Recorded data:
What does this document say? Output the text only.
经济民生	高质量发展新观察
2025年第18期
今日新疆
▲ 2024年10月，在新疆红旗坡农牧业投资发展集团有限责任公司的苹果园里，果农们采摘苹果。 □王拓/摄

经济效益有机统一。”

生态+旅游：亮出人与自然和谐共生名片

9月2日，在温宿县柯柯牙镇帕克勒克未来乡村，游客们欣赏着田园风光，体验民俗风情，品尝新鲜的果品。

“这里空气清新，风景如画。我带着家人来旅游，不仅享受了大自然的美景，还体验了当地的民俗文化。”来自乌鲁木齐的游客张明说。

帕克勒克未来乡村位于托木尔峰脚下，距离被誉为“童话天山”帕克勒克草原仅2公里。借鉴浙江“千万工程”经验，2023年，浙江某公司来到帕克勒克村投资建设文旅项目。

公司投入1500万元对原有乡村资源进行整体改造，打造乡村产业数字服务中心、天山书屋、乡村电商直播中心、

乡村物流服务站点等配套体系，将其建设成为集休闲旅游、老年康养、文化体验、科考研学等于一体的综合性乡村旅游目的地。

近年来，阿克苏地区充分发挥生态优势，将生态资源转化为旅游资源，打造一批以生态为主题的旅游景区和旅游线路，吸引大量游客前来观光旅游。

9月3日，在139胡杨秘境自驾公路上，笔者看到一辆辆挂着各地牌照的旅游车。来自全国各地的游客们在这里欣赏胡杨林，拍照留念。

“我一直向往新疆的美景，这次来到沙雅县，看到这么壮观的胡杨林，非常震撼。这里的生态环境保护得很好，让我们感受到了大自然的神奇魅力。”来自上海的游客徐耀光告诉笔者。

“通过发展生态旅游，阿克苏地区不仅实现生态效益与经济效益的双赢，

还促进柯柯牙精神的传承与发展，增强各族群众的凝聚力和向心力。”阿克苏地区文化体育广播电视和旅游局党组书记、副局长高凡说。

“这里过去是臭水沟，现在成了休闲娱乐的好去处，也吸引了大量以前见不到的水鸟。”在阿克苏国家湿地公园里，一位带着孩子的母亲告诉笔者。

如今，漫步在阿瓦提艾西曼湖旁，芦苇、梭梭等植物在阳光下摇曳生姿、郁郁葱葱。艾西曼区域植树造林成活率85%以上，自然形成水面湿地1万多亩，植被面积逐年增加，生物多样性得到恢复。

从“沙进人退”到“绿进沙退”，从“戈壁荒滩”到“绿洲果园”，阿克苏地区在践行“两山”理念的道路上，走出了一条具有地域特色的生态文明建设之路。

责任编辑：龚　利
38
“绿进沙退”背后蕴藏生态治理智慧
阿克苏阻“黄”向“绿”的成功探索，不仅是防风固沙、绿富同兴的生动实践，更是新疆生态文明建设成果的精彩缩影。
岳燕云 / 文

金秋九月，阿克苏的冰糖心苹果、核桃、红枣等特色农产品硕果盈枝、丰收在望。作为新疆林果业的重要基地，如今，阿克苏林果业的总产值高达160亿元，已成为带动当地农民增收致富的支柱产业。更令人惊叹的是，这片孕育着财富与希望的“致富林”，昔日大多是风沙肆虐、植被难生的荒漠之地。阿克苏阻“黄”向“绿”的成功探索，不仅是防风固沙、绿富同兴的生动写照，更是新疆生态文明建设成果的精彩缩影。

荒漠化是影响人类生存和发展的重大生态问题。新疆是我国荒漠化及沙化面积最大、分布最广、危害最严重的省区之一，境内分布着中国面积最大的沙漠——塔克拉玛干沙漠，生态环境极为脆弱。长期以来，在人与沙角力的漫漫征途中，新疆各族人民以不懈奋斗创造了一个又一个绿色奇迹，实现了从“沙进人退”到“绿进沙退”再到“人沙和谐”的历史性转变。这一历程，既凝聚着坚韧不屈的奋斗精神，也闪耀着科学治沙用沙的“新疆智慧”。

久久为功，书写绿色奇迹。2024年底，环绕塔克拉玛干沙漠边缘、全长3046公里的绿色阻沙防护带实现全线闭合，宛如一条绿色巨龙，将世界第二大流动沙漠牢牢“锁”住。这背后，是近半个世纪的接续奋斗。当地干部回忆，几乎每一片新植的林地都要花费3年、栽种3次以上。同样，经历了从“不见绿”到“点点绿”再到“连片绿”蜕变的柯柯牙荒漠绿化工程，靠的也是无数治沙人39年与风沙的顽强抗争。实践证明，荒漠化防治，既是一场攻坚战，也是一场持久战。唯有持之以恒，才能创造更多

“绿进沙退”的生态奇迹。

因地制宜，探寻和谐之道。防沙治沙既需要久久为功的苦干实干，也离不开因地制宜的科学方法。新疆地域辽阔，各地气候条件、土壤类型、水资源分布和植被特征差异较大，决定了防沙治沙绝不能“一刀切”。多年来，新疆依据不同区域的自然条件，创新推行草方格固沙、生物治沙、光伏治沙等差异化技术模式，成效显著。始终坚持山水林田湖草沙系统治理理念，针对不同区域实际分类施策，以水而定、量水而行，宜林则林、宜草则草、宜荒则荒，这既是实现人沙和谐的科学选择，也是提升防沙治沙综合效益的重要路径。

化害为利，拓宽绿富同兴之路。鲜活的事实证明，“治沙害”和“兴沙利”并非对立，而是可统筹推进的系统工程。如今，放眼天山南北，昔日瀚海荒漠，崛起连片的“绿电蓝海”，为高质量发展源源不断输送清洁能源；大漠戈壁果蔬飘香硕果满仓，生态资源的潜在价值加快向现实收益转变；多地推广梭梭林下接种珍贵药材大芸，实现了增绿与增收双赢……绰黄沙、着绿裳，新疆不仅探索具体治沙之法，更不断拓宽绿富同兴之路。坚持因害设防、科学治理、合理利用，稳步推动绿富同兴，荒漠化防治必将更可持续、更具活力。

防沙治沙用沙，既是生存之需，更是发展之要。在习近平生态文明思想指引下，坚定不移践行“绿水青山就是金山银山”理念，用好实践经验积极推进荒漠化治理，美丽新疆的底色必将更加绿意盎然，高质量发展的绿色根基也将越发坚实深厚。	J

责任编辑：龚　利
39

#### Work to do:
The records above should be duplicated in full, exactly as given.

#### Task response:
What does this document say? Output the text only.
经济民生	高质量发展新观察
2025年第18期
今日新疆
▲ 2024年10月，在新疆红旗坡农牧业投资发展集团有限责任公司的苹果园里，果农们采摘苹果。 □王拓/摄

经济效益有机统一。”

生态+旅游：亮出人与自然和谐共生名片

9月2日，在温宿县柯柯牙镇帕克勒克未来乡村，游客们欣赏着田园风光，体验民俗风情，品尝新鲜的果品。

“这里空气清新，风景如画。我带着家人来旅游，不仅享受了大自然的美景，还体验了当地的民俗文化。”来自乌鲁木齐的游客张明说。

帕克勒克未来乡村位于托木尔峰脚下，距离被誉为“童话天山”帕克勒克草原仅2公里。借鉴浙江“千万工程”经验，2023年，浙江某公司来到帕克勒克村投资建设文旅项目。

公司投入1500万元对原有乡村资源进行整体改造，打造乡村产业数字服务中心、天山书屋、乡村电商直播中心、

乡村物流服务站点等配套体系，将其建设成为集休闲旅游、老年康养、文化体验、科考研学等于一体的综合性乡村旅游目的地。

近年来，阿克苏地区充分发挥生态优势，将生态资源转化为旅游资源，打造一批以生态为主题的旅游景区和旅游线路，吸引大量游客前来观光旅游。

9月3日，在139胡杨秘境自驾公路上，笔者看到一辆辆挂着各地牌照的旅游车。来自全国各地的游客们在这里欣赏胡杨林，拍照留念。

“我一直向往新疆的美景，这次来到沙雅县，看到这么壮观的胡杨林，非常震撼。这里的生态环境保护得很好，让我们感受到了大自然的神奇魅力。”来自上海的游客徐耀光告诉笔者。

“通过发展生态旅游，阿克苏地区不仅实现生态效益与经济效益的双赢，

还促进柯柯牙精神的传承与发展，增强各族群众的凝聚力和向心力。”阿克苏地区文化体育广播电视和旅游局党组书记、副局长高凡说。

“这里过去是臭水沟，现在成了休闲娱乐的好去处，也吸引了大量以前见不到的水鸟。”在阿克苏国家湿地公园里，一位带着孩子的母亲告诉笔者。

如今，漫步在阿瓦提艾西曼湖旁，芦苇、梭梭等植物在阳光下摇曳生姿、郁郁葱葱。艾西曼区域植树造林成活率85%以上，自然形成水面湿地1万多亩，植被面积逐年增加，生物多样性得到恢复。

从“沙进人退”到“绿进沙退”，从“戈壁荒滩”到“绿洲果园”，阿克苏地区在践行“两山”理念的道路上，走出了一条具有地域特色的生态文明建设之路。

责任编辑：龚　利
38
“绿进沙退”背后蕴藏生态治理智慧
阿克苏阻“黄”向“绿”的成功探索，不仅是防风固沙、绿富同兴的生动实践，更是新疆生态文明建设成果的精彩缩影。
岳燕云 / 文

金秋九月，阿克苏的冰糖心苹果、核桃、红枣等特色农产品硕果盈枝、丰收在望。作为新疆林果业的重要基地，如今，阿克苏林果业的总产值高达160亿元，已成为带动当地农民增收致富的支柱产业。更令人惊叹的是，这片孕育着财富与希望的“致富林”，昔日大多是风沙肆虐、植被难生的荒漠之地。阿克苏阻“黄”向“绿”的成功探索，不仅是防风固沙、绿富同兴的生动写照，更是新疆生态文明建设成果的精彩缩影。

荒漠化是影响人类生存和发展的重大生态问题。新疆是我国荒漠化及沙化面积最大、分布最广、危害最严重的省区之一，境内分布着中国面积最大的沙漠——塔克拉玛干沙漠，生态环境极为脆弱。长期以来，在人与沙角力的漫漫征途中，新疆各族人民以不懈奋斗创造了一个又一个绿色奇迹，实现了从“沙进人退”到“绿进沙退”再到“人沙和谐”的历史性转变。这一历程，既凝聚着坚韧不屈的奋斗精神，也闪耀着科学治沙用沙的“新疆智慧”。

久久为功，书写绿色奇迹。2024年底，环绕塔克拉玛干沙漠边缘、全长3046公里的绿色阻沙防护带实现全线闭合，宛如一条绿色巨龙，将世界第二大流动沙漠牢牢“锁”住。这背后，是近半个世纪的接续奋斗。当地干部回忆，几乎每一片新植的林地都要花费3年、栽种3次以上。同样，经历了从“不见绿”到“点点绿”再到“连片绿”蜕变的柯柯牙荒漠绿化工程，靠的也是无数治沙人39年与风沙的顽强抗争。实践证明，荒漠化防治，既是一场攻坚战，也是一场持久战。唯有持之以恒，才能创造更多

“绿进沙退”的生态奇迹。

因地制宜，探寻和谐之道。防沙治沙既需要久久为功的苦干实干，也离不开因地制宜的科学方法。新疆地域辽阔，各地气候条件、土壤类型、水资源分布和植被特征差异较大，决定了防沙治沙绝不能“一刀切”。多年来，新疆依据不同区域的自然条件，创新推行草方格固沙、生物治沙、光伏治沙等差异化技术模式，成效显著。始终坚持山水林田湖草沙系统治理理念，针对不同区域实际分类施策，以水而定、量水而行，宜林则林、宜草则草、宜荒则荒，这既是实现人沙和谐的科学选择，也是提升防沙治沙综合效益的重要路径。

化害为利，拓宽绿富同兴之路。鲜活的事实证明，“治沙害”和“兴沙利”并非对立，而是可统筹推进的系统工程。如今，放眼天山南北，昔日瀚海荒漠，崛起连片的“绿电蓝海”，为高质量发展源源不断输送清洁能源；大漠戈壁果蔬飘香硕果满仓，生态资源的潜在价值加快向现实收益转变；多地推广梭梭林下接种珍贵药材大芸，实现了增绿与增收双赢……绰黄沙、着绿裳，新疆不仅探索具体治沙之法，更不断拓宽绿富同兴之路。坚持因害设防、科学治理、合理利用，稳步推动绿富同兴，荒漠化防治必将更可持续、更具活力。

防沙治沙用沙，既是生存之需，更是发展之要。在习近平生态文明思想指引下，坚定不移践行“绿水青山就是金山银山”理念，用好实践经验积极推进荒漠化治理，美丽新疆的底色必将更加绿意盎然，高质量发展的绿色根基也将越发坚实深厚。	J

责任编辑：龚　利
39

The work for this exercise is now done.